#### Short exercise
Quote the entries that follow exactly, leaving none out.

>> start

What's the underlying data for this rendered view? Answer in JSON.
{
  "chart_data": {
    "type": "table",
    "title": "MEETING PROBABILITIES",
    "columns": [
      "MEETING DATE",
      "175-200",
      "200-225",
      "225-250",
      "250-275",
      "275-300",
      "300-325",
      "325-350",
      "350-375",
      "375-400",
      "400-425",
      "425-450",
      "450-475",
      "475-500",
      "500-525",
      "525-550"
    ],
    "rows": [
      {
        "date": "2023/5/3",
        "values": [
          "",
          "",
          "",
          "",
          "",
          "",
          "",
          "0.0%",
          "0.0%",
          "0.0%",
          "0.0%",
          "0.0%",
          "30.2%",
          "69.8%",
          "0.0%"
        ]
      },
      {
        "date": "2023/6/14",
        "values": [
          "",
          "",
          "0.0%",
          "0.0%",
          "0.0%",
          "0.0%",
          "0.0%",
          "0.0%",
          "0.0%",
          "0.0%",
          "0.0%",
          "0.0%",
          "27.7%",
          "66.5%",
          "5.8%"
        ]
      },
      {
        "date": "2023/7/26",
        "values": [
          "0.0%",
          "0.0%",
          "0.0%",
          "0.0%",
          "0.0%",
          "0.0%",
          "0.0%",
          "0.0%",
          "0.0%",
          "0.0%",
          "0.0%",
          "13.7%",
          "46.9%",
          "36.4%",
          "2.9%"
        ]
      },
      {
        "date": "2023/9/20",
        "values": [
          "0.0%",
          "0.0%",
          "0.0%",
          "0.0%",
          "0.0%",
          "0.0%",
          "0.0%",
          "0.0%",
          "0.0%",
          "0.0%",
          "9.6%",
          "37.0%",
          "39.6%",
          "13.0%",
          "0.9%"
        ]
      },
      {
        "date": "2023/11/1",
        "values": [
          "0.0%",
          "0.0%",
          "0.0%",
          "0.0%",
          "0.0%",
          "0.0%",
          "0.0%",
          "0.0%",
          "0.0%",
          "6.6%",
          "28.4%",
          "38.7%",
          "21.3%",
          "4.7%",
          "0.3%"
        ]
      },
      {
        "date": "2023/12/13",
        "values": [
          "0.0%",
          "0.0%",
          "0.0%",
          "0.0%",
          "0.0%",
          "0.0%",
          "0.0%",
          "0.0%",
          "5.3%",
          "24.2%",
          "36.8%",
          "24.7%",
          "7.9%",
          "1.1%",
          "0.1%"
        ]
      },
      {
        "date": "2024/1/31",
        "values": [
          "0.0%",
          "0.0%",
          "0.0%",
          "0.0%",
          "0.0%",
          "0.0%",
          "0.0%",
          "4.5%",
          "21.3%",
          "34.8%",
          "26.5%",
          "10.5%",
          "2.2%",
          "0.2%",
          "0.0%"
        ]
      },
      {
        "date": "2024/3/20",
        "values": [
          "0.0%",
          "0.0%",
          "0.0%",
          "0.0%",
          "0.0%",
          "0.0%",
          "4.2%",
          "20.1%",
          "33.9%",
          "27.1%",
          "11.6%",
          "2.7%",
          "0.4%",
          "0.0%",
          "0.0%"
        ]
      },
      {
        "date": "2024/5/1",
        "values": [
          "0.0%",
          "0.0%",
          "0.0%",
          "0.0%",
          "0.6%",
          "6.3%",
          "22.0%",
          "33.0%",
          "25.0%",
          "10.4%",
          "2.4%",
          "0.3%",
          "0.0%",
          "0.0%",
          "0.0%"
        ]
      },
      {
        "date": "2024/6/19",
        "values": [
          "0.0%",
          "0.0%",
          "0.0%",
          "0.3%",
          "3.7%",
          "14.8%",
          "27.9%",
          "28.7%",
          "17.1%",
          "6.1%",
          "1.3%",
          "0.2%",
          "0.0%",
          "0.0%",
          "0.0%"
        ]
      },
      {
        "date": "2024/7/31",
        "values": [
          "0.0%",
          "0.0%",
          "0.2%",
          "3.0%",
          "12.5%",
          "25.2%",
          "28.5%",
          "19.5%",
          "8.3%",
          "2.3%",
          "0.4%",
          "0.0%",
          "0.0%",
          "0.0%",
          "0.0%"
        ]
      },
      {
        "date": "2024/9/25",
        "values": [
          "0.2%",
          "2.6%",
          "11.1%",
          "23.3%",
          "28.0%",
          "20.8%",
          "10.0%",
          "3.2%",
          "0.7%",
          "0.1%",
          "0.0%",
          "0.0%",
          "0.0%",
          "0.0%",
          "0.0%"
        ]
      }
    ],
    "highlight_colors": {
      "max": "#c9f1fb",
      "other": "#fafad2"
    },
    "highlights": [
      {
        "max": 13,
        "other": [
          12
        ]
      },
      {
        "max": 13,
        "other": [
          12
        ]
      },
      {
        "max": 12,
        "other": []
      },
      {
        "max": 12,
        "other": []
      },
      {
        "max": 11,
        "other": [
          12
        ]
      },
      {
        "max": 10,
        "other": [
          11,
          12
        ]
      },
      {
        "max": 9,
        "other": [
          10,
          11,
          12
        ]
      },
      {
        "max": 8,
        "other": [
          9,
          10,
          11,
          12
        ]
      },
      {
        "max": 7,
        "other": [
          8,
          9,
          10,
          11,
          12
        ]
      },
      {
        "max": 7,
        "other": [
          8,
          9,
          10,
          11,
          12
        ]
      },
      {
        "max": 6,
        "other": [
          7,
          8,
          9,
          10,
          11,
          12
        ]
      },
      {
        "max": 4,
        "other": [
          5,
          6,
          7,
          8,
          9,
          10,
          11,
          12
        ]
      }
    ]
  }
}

>> end

#### Written answer
What's the underlying data for this rendered view? Answer in JSON.
{
  "chart_data": {
    "type": "table",
    "title": "MEETING PROBABILITIES",
    "columns": [
      "MEETING DATE",
      "175-200",
      "200-225",
      "225-250",
      "250-275",
      "275-300",
      "300-325",
      "325-350",
      "350-375",
      "375-400",
      "400-425",
      "425-450",
      "450-475",
      "475-500",
      "500-525",
      "525-550"
    ],
    "rows": [
      {
        "date": "2023/5/3",
        "values": [
          "",
          "",
          "",
          "",
          "",
          "",
          "",
          "0.0%",
          "0.0%",
          "0.0%",
          "0.0%",
          "0.0%",
          "30.2%",
          "69.8%",
          "0.0%"
        ]
      },
      {
        "date": "2023/6/14",
        "values": [
          "",
          "",
          "0.0%",
          "0.0%",
          "0.0%",
          "0.0%",
          "0.0%",
          "0.0%",
          "0.0%",
          "0.0%",
          "0.0%",
          "0.0%",
          "27.7%",
          "66.5%",
          "5.8%"
        ]
      },
      {
        "date": "2023/7/26",
        "values": [
          "0.0%",
          "0.0%",
          "0.0%",
          "0.0%",
          "0.0%",
          "0.0%",
          "0.0%",
          "0.0%",
          "0.0%",
          "0.0%",
          "0.0%",
          "13.7%",
          "46.9%",
          "36.4%",
          "2.9%"
        ]
      },
      {
        "date": "2023/9/20",
        "values": [
          "0.0%",
          "0.0%",
          "0.0%",
          "0.0%",
          "0.0%",
          "0.0%",
          "0.0%",
          "0.0%",
          "0.0%",
          "0.0%",
          "9.6%",
          "37.0%",
          "39.6%",
          "13.0%",
          "0.9%"
        ]
      },
      {
        "date": "2023/11/1",
        "values": [
          "0.0%",
          "0.0%",
          "0.0%",
          "0.0%",
          "0.0%",
          "0.0%",
          "0.0%",
          "0.0%",
          "0.0%",
          "6.6%",
          "28.4%",
          "38.7%",
          "21.3%",
          "4.7%",
          "0.3%"
        ]
      },
      {
        "date": "2023/12/13",
        "values": [
          "0.0%",
          "0.0%",
          "0.0%",
          "0.0%",
          "0.0%",
          "0.0%",
          "0.0%",
          "0.0%",
          "5.3%",
          "24.2%",
          "36.8%",
          "24.7%",
          "7.9%",
          "1.1%",
          "0.1%"
        ]
      },
      {
        "date": "2024/1/31",
        "values": [
          "0.0%",
          "0.0%",
          "0.0%",
          "0.0%",
          "0.0%",
          "0.0%",
          "0.0%",
          "4.5%",
          "21.3%",
          "34.8%",
          "26.5%",
          "10.5%",
          "2.2%",
          "0.2%",
          "0.0%"
        ]
      },
      {
        "date": "2024/3/20",
        "values": [
          "0.0%",
          "0.0%",
          "0.0%",
          "0.0%",
          "0.0%",
          "0.0%",
          "4.2%",
          "20.1%",
          "33.9%",
          "27.1%",
          "11.6%",
          "2.7%",
          "0.4%",
          "0.0%",
          "0.0%"
        ]
      },
      {
        "date": "2024/5/1",
        "values": [
          "0.0%",
          "0.0%",
          "0.0%",
          "0.0%",
          "0.6%",
          "6.3%",
          "22.0%",
          "33.0%",
          "25.0%",
          "10.4%",
          "2.4%",
          "0.3%",
          "0.0%",
          "0.0%",
          "0.0%"
        ]
      },
      {
        "date": "2024/6/19",
        "values": [
          "0.0%",
          "0.0%",
          "0.0%",
          "0.3%",
          "3.7%",
          "14.8%",
          "27.9%",
          "28.7%",
          "17.1%",
          "6.1%",
          "1.3%",
          "0.2%",
          "0.0%",
          "0.0%",
          "0.0%"
        ]
      },
      {
        "date": "2024/7/31",
        "values": [
          "0.0%",
          "0.0%",
          "0.2%",
          "3.0%",
          "12.5%",
          "25.2%",
          "28.5%",
          "19.5%",
          "8.3%",
          "2.3%",
          "0.4%",
          "0.0%",
          "0.0%",
          "0.0%",
          "0.0%"
        ]
      },
      {
        "date": "2024/9/25",
        "values": [
          "0.2%",
          "2.6%",
          "11.1%",
          "23.3%",
          "28.0%",
          "20.8%",
          "10.0%",
          "3.2%",
          "0.7%",
          "0.1%",
          "0.0%",
          "0.0%",
          "0.0%",
          "0.0%",
          "0.0%"
        ]
      }
    ],
    "highlight_colors": {
      "max": "#c9f1fb",
      "other": "#fafad2"
    },
    "highlights": [
      {
        "max": 13,
        "other": [
          12
        ]
      },
      {
        "max": 13,
        "other": [
          12
        ]
      },
      {
        "max": 12,
        "other": []
      },
      {
        "max": 12,
        "other": []
      },
      {
        "max": 11,
        "other": [
          12
        ]
      },
      {
        "max": 10,
        "other": [
          11,
          12
        ]
      },
      {
        "max": 9,
        "other": [
          10,
          11,
          12
        ]
      },
      {
        "max": 8,
        "other": [
          9,
          10,
          11,
          12
        ]
      },
      {
        "max": 7,
        "other": [
          8,
          9,
          10,
          11,
          12
        ]
      },
      {
        "max": 7,
        "other": [
          8,
          9,
          10,
          11,
          12
        ]
      },
      {
        "max": 6,
        "other": [
          7,
          8,
          9,
          10,
          11,
          12
        ]
      },
      {
        "max": 4,
        "other": [
          5,
          6,
          7,
          8,
          9,
          10,
          11,
          12
        ]
      }
    ]
  }
}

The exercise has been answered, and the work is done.